◆ **DATA SECTION**
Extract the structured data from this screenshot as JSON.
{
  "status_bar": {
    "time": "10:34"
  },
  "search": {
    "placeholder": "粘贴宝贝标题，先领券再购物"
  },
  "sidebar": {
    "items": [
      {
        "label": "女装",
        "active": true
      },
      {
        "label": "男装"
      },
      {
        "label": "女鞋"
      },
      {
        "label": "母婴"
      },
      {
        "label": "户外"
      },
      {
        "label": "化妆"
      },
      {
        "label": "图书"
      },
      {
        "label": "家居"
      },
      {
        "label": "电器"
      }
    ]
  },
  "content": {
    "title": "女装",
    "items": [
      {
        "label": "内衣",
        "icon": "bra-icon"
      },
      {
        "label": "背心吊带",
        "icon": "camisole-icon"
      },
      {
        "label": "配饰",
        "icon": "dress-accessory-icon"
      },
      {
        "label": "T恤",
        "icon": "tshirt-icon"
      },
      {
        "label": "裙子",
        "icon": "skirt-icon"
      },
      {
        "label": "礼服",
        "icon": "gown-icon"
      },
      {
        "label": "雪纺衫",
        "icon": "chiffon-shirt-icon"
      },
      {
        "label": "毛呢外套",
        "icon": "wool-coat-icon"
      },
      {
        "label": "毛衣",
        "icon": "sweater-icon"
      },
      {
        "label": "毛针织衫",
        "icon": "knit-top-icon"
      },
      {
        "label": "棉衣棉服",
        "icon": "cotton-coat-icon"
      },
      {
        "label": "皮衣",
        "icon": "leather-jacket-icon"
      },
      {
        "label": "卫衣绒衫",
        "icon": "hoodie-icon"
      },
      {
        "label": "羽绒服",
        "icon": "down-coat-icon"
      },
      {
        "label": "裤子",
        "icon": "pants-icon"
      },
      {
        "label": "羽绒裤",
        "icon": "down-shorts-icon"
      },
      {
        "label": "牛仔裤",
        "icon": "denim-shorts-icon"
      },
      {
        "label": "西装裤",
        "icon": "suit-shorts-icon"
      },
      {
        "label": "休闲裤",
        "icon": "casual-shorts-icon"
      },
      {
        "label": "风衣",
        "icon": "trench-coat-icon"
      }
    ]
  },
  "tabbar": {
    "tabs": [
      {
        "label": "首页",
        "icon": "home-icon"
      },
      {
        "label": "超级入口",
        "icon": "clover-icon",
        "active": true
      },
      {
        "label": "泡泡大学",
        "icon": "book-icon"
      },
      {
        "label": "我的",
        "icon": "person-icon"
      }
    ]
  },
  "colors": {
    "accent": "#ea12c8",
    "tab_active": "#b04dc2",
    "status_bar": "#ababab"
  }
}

◆ **GIVEN REQUEST**
Return the entries above exactly as they appear.

◆ **RESULT BELOW**
Extract the structured data from this screenshot as JSON.
{
  "status_bar": {
    "time": "10:34"
  },
  "search": {
    "placeholder": "粘贴宝贝标题，先领券再购物"
  },
  "sidebar": {
    "items": [
      {
        "label": "女装",
        "active": true
      },
      {
        "label": "男装"
      },
      {
        "label": "女鞋"
      },
      {
        "label": "母婴"
      },
      {
        "label": "户外"
      },
      {
        "label": "化妆"
      },
      {
        "label": "图书"
      },
      {
        "label": "家居"
      },
      {
        "label": "电器"
      }
    ]
  },
  "content": {
    "title": "女装",
    "items": [
      {
        "label": "内衣",
        "icon": "bra-icon"
      },
      {
        "label": "背心吊带",
        "icon": "camisole-icon"
      },
      {
        "label": "配饰",
        "icon": "dress-accessory-icon"
      },
      {
        "label": "T恤",
        "icon": "tshirt-icon"
      },
      {
        "label": "裙子",
        "icon": "skirt-icon"
      },
      {
        "label": "礼服",
        "icon": "gown-icon"
      },
      {
        "label": "雪纺衫",
        "icon": "chiffon-shirt-icon"
      },
      {
        "label": "毛呢外套",
        "icon": "wool-coat-icon"
      },
      {
        "label": "毛衣",
        "icon": "sweater-icon"
      },
      {
        "label": "毛针织衫",
        "icon": "knit-top-icon"
      },
      {
        "label": "棉衣棉服",
        "icon": "cotton-coat-icon"
      },
      {
        "label": "皮衣",
        "icon": "leather-jacket-icon"
      },
      {
        "label": "卫衣绒衫",
        "icon": "hoodie-icon"
      },
      {
        "label": "羽绒服",
        "icon": "down-coat-icon"
      },
      {
        "label": "裤子",
        "icon": "pants-icon"
      },
      {
        "label": "羽绒裤",
        "icon": "down-shorts-icon"
      },
      {
        "label": "牛仔裤",
        "icon": "denim-shorts-icon"
      },
      {
        "label": "西装裤",
        "icon": "suit-shorts-icon"
      },
      {
        "label": "休闲裤",
        "icon": "casual-shorts-icon"
      },
      {
        "label": "风衣",
        "icon": "trench-coat-icon"
      }
    ]
  },
  "tabbar": {
    "tabs": [
      {
        "label": "首页",
        "icon": "home-icon"
      },
      {
        "label": "超级入口",
        "icon": "clover-icon",
        "active": true
      },
      {
        "label": "泡泡大学",
        "icon": "book-icon"
      },
      {
        "label": "我的",
        "icon": "person-icon"
      }
    ]
  },
  "colors": {
    "accent": "#ea12c8",
    "tab_active": "#b04dc2",
    "status_bar": "#ababab"
  }
}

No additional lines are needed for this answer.